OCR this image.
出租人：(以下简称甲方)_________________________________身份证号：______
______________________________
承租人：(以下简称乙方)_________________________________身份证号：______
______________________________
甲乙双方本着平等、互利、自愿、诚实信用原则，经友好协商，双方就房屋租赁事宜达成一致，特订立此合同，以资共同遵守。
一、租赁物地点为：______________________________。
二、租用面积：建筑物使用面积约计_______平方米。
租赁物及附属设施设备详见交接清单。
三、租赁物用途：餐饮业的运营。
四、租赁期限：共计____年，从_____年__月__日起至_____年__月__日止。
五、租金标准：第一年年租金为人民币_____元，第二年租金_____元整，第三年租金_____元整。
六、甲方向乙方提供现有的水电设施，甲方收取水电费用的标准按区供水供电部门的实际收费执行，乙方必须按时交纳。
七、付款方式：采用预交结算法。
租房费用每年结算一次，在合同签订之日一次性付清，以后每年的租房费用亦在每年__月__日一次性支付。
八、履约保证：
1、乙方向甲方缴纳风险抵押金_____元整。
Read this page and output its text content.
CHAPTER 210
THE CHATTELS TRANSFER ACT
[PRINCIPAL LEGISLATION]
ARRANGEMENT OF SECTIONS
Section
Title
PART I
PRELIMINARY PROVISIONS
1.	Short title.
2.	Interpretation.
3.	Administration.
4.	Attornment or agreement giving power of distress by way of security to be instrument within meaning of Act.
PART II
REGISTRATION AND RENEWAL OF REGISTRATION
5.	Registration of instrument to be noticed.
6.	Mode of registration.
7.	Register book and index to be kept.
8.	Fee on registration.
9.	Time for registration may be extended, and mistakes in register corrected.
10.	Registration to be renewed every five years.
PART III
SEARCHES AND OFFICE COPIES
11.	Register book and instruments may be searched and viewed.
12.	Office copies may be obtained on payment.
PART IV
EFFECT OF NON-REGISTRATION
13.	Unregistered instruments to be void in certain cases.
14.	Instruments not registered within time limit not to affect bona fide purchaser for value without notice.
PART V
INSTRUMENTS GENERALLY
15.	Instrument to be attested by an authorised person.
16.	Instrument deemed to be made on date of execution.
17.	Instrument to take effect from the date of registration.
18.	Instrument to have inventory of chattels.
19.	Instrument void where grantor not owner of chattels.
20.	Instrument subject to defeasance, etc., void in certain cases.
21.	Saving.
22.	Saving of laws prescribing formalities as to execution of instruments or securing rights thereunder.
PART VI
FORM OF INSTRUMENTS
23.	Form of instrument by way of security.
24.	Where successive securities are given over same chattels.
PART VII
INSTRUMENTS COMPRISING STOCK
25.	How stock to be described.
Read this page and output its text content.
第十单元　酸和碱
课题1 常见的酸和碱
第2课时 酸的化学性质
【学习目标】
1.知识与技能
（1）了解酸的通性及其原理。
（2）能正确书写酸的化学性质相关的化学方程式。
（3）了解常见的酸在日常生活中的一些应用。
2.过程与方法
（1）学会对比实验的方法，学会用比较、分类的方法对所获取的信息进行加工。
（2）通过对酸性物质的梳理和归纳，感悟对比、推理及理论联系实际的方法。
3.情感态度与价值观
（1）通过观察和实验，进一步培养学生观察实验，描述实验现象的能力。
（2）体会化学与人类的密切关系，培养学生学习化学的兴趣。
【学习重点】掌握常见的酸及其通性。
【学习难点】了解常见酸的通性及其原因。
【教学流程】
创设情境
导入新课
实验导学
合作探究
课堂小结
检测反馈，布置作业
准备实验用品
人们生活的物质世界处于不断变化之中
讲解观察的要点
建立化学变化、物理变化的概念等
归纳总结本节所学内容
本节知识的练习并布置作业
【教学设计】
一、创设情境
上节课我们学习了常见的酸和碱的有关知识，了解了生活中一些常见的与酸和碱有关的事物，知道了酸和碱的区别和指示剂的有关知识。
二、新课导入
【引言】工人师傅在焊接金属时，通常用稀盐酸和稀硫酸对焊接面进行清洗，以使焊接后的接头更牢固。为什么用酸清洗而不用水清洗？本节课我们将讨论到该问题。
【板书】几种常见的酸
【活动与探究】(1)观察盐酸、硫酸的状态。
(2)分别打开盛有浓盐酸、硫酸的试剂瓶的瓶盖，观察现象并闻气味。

(Directions for this task): Reproduce each line of the material containing the word "Saving".

(Output for this task):
21.	Saving.
22.	Saving of laws prescribing formalities as to execution of instruments or securing rights thereunder.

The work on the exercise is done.